### MATERIAL SUPPLIED

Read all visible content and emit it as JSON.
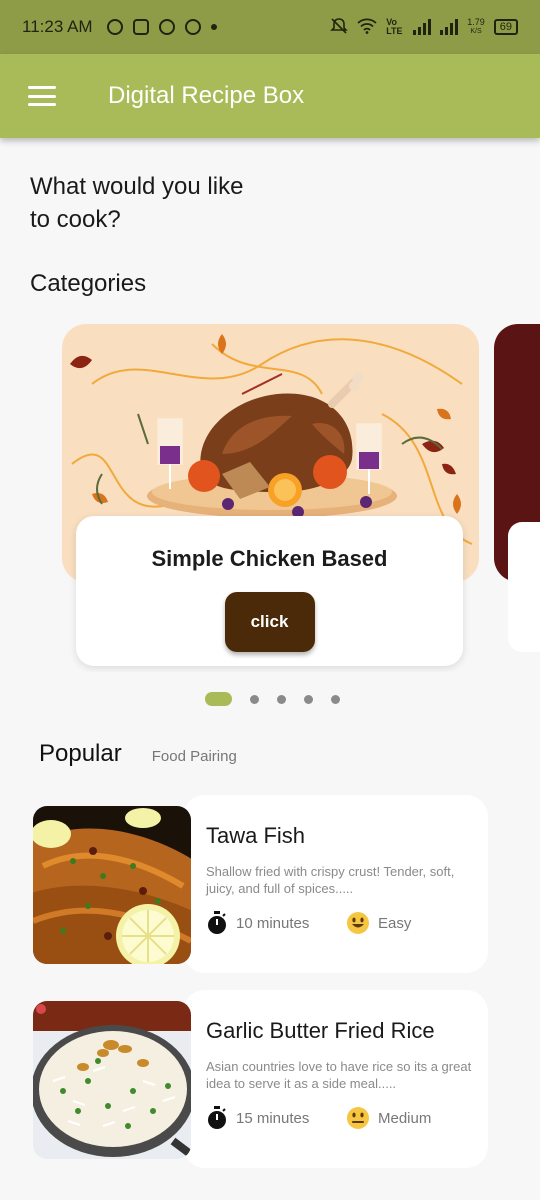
{
  "status": {
    "time": "11:23 AM",
    "net_label": "Vo LTE",
    "speed": "1.79",
    "speed_unit": "K/S",
    "battery": "69"
  },
  "app_bar": {
    "title": "Digital Recipe Box"
  },
  "headline": "What would you like to cook?",
  "categories": {
    "title": "Categories",
    "current": {
      "name": "Simple Chicken Based",
      "button": "click"
    },
    "dots": 5,
    "active_dot": 0
  },
  "tabs": {
    "popular": "Popular",
    "food_pairing": "Food Pairing"
  },
  "recipes": [
    {
      "title": "Tawa Fish",
      "description": "Shallow fried with crispy crust! Tender, soft, juicy, and full of spices.....",
      "time": "10 minutes",
      "difficulty": "Easy",
      "difficulty_icon": "smiling-face-icon"
    },
    {
      "title": "Garlic Butter Fried Rice",
      "description": "Asian countries love to have rice so its a great idea to serve it as a side meal.....",
      "time": "15 minutes",
      "difficulty": "Medium",
      "difficulty_icon": "neutral-face-icon"
    }
  ],
  "colors": {
    "status_bar": "#8f9c47",
    "app_bar": "#a9bb58",
    "button": "#4a2a08",
    "active_dot": "#a9bb58"
  }
}
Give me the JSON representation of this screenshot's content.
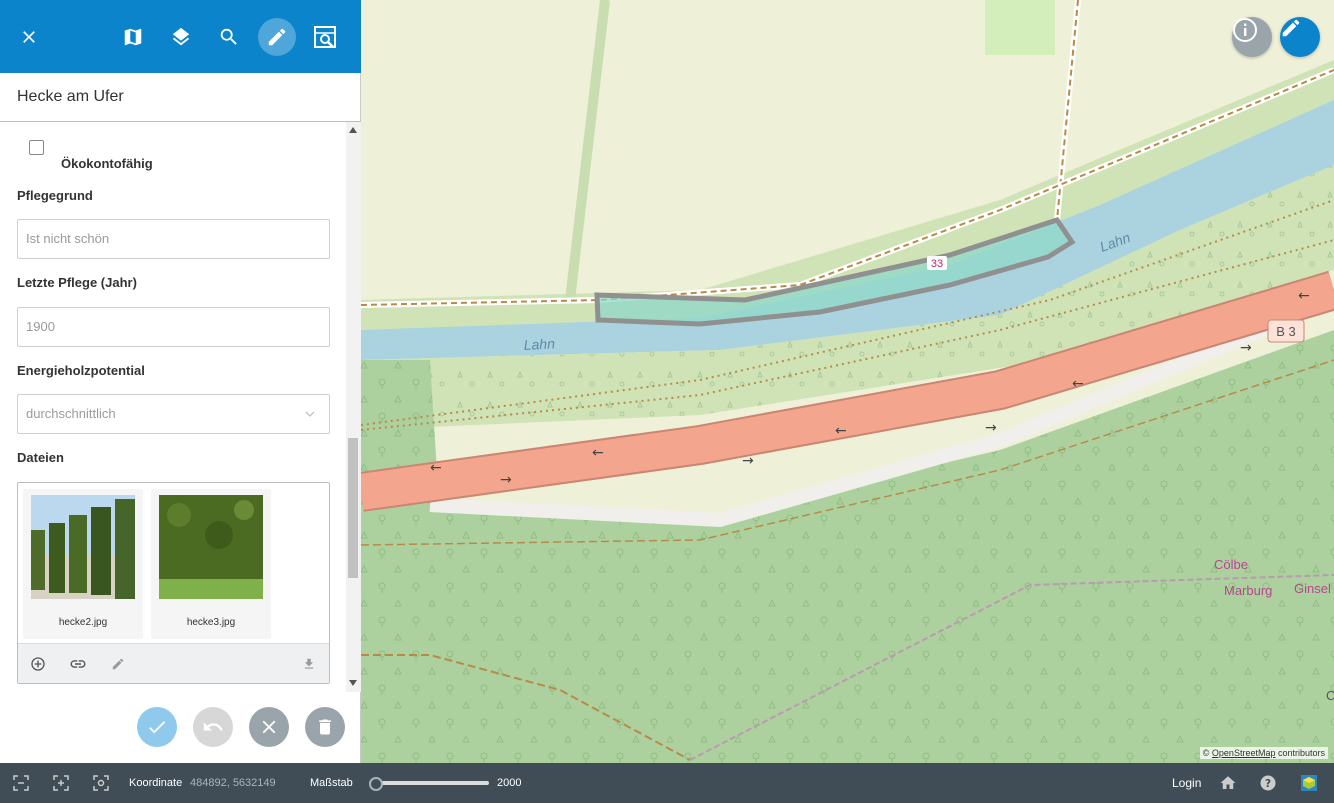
{
  "panel": {
    "title": "Hecke am Ufer",
    "toolbar": [
      "close-icon",
      "map-icon",
      "layers-icon",
      "search-icon",
      "edit-icon",
      "map-search-icon"
    ]
  },
  "form": {
    "checkbox_label": "Ökokontofähig",
    "checkbox_checked": false,
    "pflegegrund": {
      "label": "Pflegegrund",
      "placeholder": "Ist nicht schön"
    },
    "letzte_pflege": {
      "label": "Letzte Pflege (Jahr)",
      "placeholder": "1900"
    },
    "energie": {
      "label": "Energieholzpotential",
      "value": "durchschnittlich"
    },
    "dateien": {
      "label": "Dateien",
      "files": [
        {
          "name": "hecke2.jpg"
        },
        {
          "name": "hecke3.jpg"
        }
      ]
    }
  },
  "actions": [
    "confirm-icon",
    "undo-icon",
    "cancel-icon",
    "delete-icon"
  ],
  "map": {
    "labels": {
      "river1": "Lahn",
      "river2": "Lahn",
      "road_shield": "B 3",
      "feature_id": "33",
      "place1": "Cölbe",
      "place2": "Marburg",
      "place3": "Ginsel",
      "place4": "C"
    },
    "attribution_prefix": "©",
    "attribution_link": "OpenStreetMap",
    "attribution_suffix": " contributors"
  },
  "statusbar": {
    "koordinate_label": "Koordinate",
    "koordinate_value": "484892, 5632149",
    "massstab_label": "Maßstab",
    "massstab_value": "2000",
    "login": "Login"
  },
  "colors": {
    "primary": "#0b84cc",
    "statusbar": "#414d56",
    "road": "#f4a58d",
    "water": "#aad3df",
    "forest": "#add19e",
    "feature_fill": "#8fd8c8"
  }
}
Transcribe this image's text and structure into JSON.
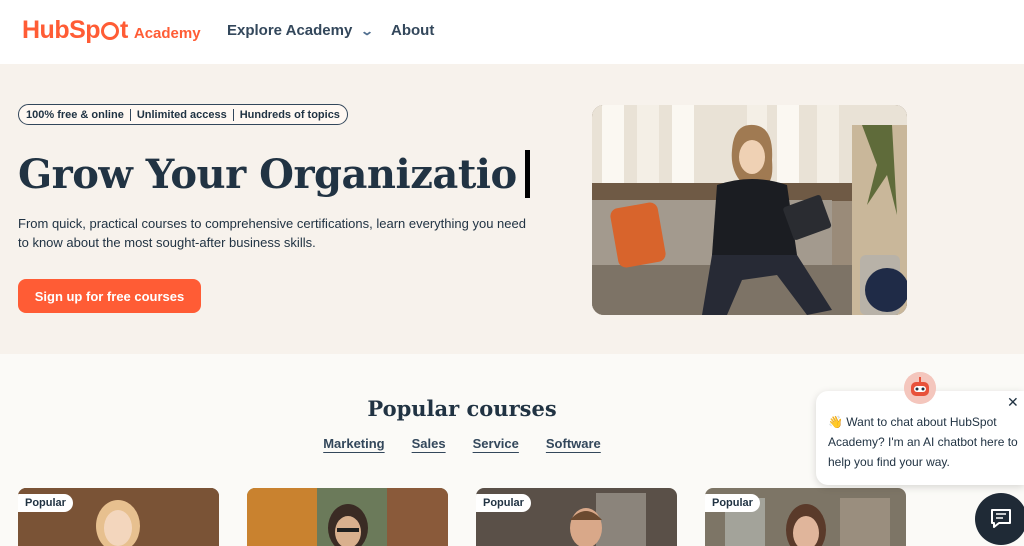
{
  "header": {
    "logo_text": "HubSpot",
    "logo_sub": "Academy",
    "nav": [
      {
        "label": "Explore Academy"
      },
      {
        "label": "About"
      }
    ]
  },
  "hero": {
    "pills": [
      "100% free & online",
      "Unlimited access",
      "Hundreds of topics"
    ],
    "title": "Grow Your Organizatio",
    "description": "From quick, practical courses to comprehensive certifications, learn everything you need to know about the most sought-after business skills.",
    "cta_label": "Sign up for free courses"
  },
  "popular": {
    "title": "Popular courses",
    "tabs": [
      "Marketing",
      "Sales",
      "Service",
      "Software"
    ],
    "cards": [
      {
        "badge": "Popular"
      },
      {
        "badge": ""
      },
      {
        "badge": "Popular"
      },
      {
        "badge": "Popular"
      }
    ]
  },
  "chat": {
    "message": "👋 Want to chat about HubSpot Academy? I'm an AI chatbot here to help you find your way."
  },
  "colors": {
    "brand": "#ff5c35",
    "text": "#213343",
    "hero_bg": "#f7f2ec"
  }
}
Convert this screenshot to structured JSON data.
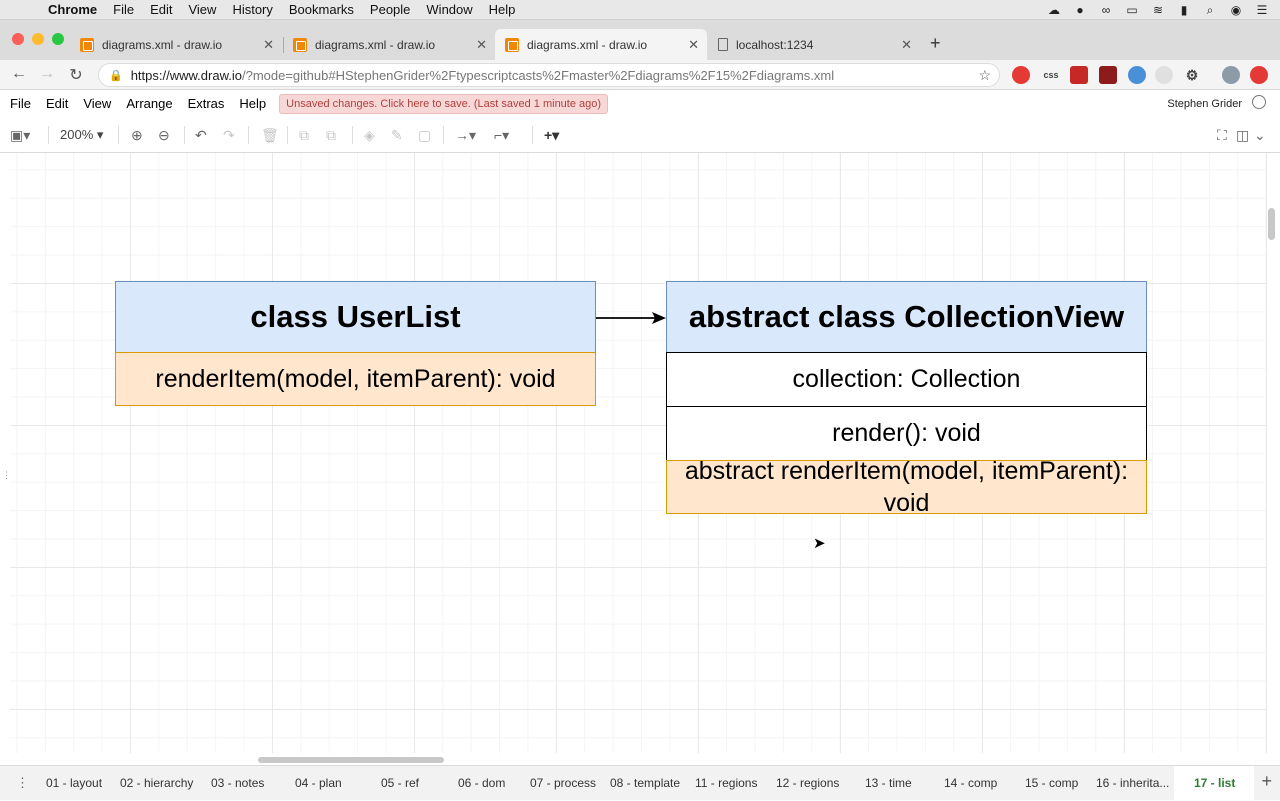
{
  "mac_menu": {
    "app": "Chrome",
    "items": [
      "File",
      "Edit",
      "View",
      "History",
      "Bookmarks",
      "People",
      "Window",
      "Help"
    ]
  },
  "browser_tabs": [
    {
      "title": "diagrams.xml - draw.io"
    },
    {
      "title": "diagrams.xml - draw.io"
    },
    {
      "title": "diagrams.xml - draw.io"
    },
    {
      "title": "localhost:1234"
    }
  ],
  "address": {
    "host": "https://www.draw.io",
    "path": "/?mode=github#HStephenGrider%2Ftypescriptcasts%2Fmaster%2Fdiagrams%2F15%2Fdiagrams.xml"
  },
  "extensions": {
    "css_label": "css"
  },
  "app_menu": {
    "items": [
      "File",
      "Edit",
      "View",
      "Arrange",
      "Extras",
      "Help"
    ],
    "unsaved": "Unsaved changes. Click here to save. (Last saved 1 minute ago)",
    "user": "Stephen Grider"
  },
  "toolbar": {
    "zoom": "200%"
  },
  "diagram": {
    "userlist_title": "class UserList",
    "userlist_method": "renderItem(model, itemParent): void",
    "collection_title": "abstract class CollectionView",
    "collection_prop": "collection: Collection",
    "collection_render": "render(): void",
    "collection_abstract": "abstract renderItem(model, itemParent): void"
  },
  "pages": [
    "01 - layout",
    "02 - hierarchy",
    "03 - notes",
    "04 - plan",
    "05 - ref",
    "06 - dom",
    "07 - process",
    "08 - template",
    "11 - regions",
    "12 - regions",
    "13 - time",
    "14 - comp",
    "15 - comp",
    "16 - inherita...",
    "17 - list"
  ],
  "active_page": "17 - list",
  "colors": {
    "class_header_fill": "#dae8fc",
    "class_header_stroke": "#6c8ebf",
    "method_fill": "#ffe6cc",
    "method_stroke": "#d79b00",
    "active_page": "#2e7d32"
  }
}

######

Write out the full set of lines verbatim, without the pictures.

IN RESPONSE —
Read all visible content and emit it as JSON.
{
  "status": {
    "time": "11:23 AM",
    "net_label": "Vo LTE",
    "speed": "1.79",
    "speed_unit": "K/S",
    "battery": "69"
  },
  "app_bar": {
    "title": "Digital Recipe Box"
  },
  "headline": "What would you like to cook?",
  "categories": {
    "title": "Categories",
    "current": {
      "name": "Simple Chicken Based",
      "button": "click"
    },
    "dots": 5,
    "active_dot": 0
  },
  "tabs": {
    "popular": "Popular",
    "food_pairing": "Food Pairing"
  },
  "recipes": [
    {
      "title": "Tawa Fish",
      "description": "Shallow fried with crispy crust! Tender, soft, juicy, and full of spices.....",
      "time": "10 minutes",
      "difficulty": "Easy",
      "difficulty_icon": "smiling-face-icon"
    },
    {
      "title": "Garlic Butter Fried Rice",
      "description": "Asian countries love to have rice so its a great idea to serve it as a side meal.....",
      "time": "15 minutes",
      "difficulty": "Medium",
      "difficulty_icon": "neutral-face-icon"
    }
  ],
  "colors": {
    "status_bar": "#8f9c47",
    "app_bar": "#a9bb58",
    "button": "#4a2a08",
    "active_dot": "#a9bb58"
  }
}
Give me the JSON representation of this screenshot's content.
{
  "panel": {
    "title": "Hecke am Ufer",
    "toolbar": [
      "close-icon",
      "map-icon",
      "layers-icon",
      "search-icon",
      "edit-icon",
      "map-search-icon"
    ]
  },
  "form": {
    "checkbox_label": "Ökokontofähig",
    "checkbox_checked": false,
    "pflegegrund": {
      "label": "Pflegegrund",
      "placeholder": "Ist nicht schön"
    },
    "letzte_pflege": {
      "label": "Letzte Pflege (Jahr)",
      "placeholder": "1900"
    },
    "energie": {
      "label": "Energieholzpotential",
      "value": "durchschnittlich"
    },
    "dateien": {
      "label": "Dateien",
      "files": [
        {
          "name": "hecke2.jpg"
        },
        {
          "name": "hecke3.jpg"
        }
      ]
    }
  },
  "actions": [
    "confirm-icon",
    "undo-icon",
    "cancel-icon",
    "delete-icon"
  ],
  "map": {
    "labels": {
      "river1": "Lahn",
      "river2": "Lahn",
      "road_shield": "B 3",
      "feature_id": "33",
      "place1": "Cölbe",
      "place2": "Marburg",
      "place3": "Ginsel",
      "place4": "C"
    },
    "attribution_prefix": "©",
    "attribution_link": "OpenStreetMap",
    "attribution_suffix": " contributors"
  },
  "statusbar": {
    "koordinate_label": "Koordinate",
    "koordinate_value": "484892, 5632149",
    "massstab_label": "Maßstab",
    "massstab_value": "2000",
    "login": "Login"
  },
  "colors": {
    "primary": "#0b84cc",
    "statusbar": "#414d56",
    "road": "#f4a58d",
    "water": "#aad3df",
    "forest": "#add19e",
    "feature_fill": "#8fd8c8"
  }
}
Transcribe this image's text and structure into JSON.
{
  "header": {
    "logo_text": "HubSpot",
    "logo_sub": "Academy",
    "nav": [
      {
        "label": "Explore Academy"
      },
      {
        "label": "About"
      }
    ]
  },
  "hero": {
    "pills": [
      "100% free & online",
      "Unlimited access",
      "Hundreds of topics"
    ],
    "title": "Grow Your Organizatio",
    "description": "From quick, practical courses to comprehensive certifications, learn everything you need to know about the most sought-after business skills.",
    "cta_label": "Sign up for free courses"
  },
  "popular": {
    "title": "Popular courses",
    "tabs": [
      "Marketing",
      "Sales",
      "Service",
      "Software"
    ],
    "cards": [
      {
        "badge": "Popular"
      },
      {
        "badge": ""
      },
      {
        "badge": "Popular"
      },
      {
        "badge": "Popular"
      }
    ]
  },
  "chat": {
    "message": "👋 Want to chat about HubSpot Academy? I'm an AI chatbot here to help you find your way."
  },
  "colors": {
    "brand": "#ff5c35",
    "text": "#213343",
    "hero_bg": "#f7f2ec"
  }
}
Convert this screenshot to structured JSON data.
{
  "mac_menu": {
    "app": "Chrome",
    "items": [
      "File",
      "Edit",
      "View",
      "History",
      "Bookmarks",
      "People",
      "Window",
      "Help"
    ]
  },
  "browser_tabs": [
    {
      "title": "diagrams.xml - draw.io"
    },
    {
      "title": "diagrams.xml - draw.io"
    },
    {
      "title": "diagrams.xml - draw.io"
    },
    {
      "title": "localhost:1234"
    }
  ],
  "address": {
    "host": "https://www.draw.io",
    "path": "/?mode=github#HStephenGrider%2Ftypescriptcasts%2Fmaster%2Fdiagrams%2F15%2Fdiagrams.xml"
  },
  "extensions": {
    "css_label": "css"
  },
  "app_menu": {
    "items": [
      "File",
      "Edit",
      "View",
      "Arrange",
      "Extras",
      "Help"
    ],
    "unsaved": "Unsaved changes. Click here to save. (Last saved 1 minute ago)",
    "user": "Stephen Grider"
  },
  "toolbar": {
    "zoom": "200%"
  },
  "diagram": {
    "userlist_title": "class UserList",
    "userlist_method": "renderItem(model, itemParent): void",
    "collection_title": "abstract class CollectionView",
    "collection_prop": "collection: Collection",
    "collection_render": "render(): void",
    "collection_abstract": "abstract renderItem(model, itemParent): void"
  },
  "pages": [
    "01 - layout",
    "02 - hierarchy",
    "03 - notes",
    "04 - plan",
    "05 - ref",
    "06 - dom",
    "07 - process",
    "08 - template",
    "11 - regions",
    "12 - regions",
    "13 - time",
    "14 - comp",
    "15 - comp",
    "16 - inherita...",
    "17 - list"
  ],
  "active_page": "17 - list",
  "colors": {
    "class_header_fill": "#dae8fc",
    "class_header_stroke": "#6c8ebf",
    "method_fill": "#ffe6cc",
    "method_stroke": "#d79b00",
    "active_page": "#2e7d32"
  }
}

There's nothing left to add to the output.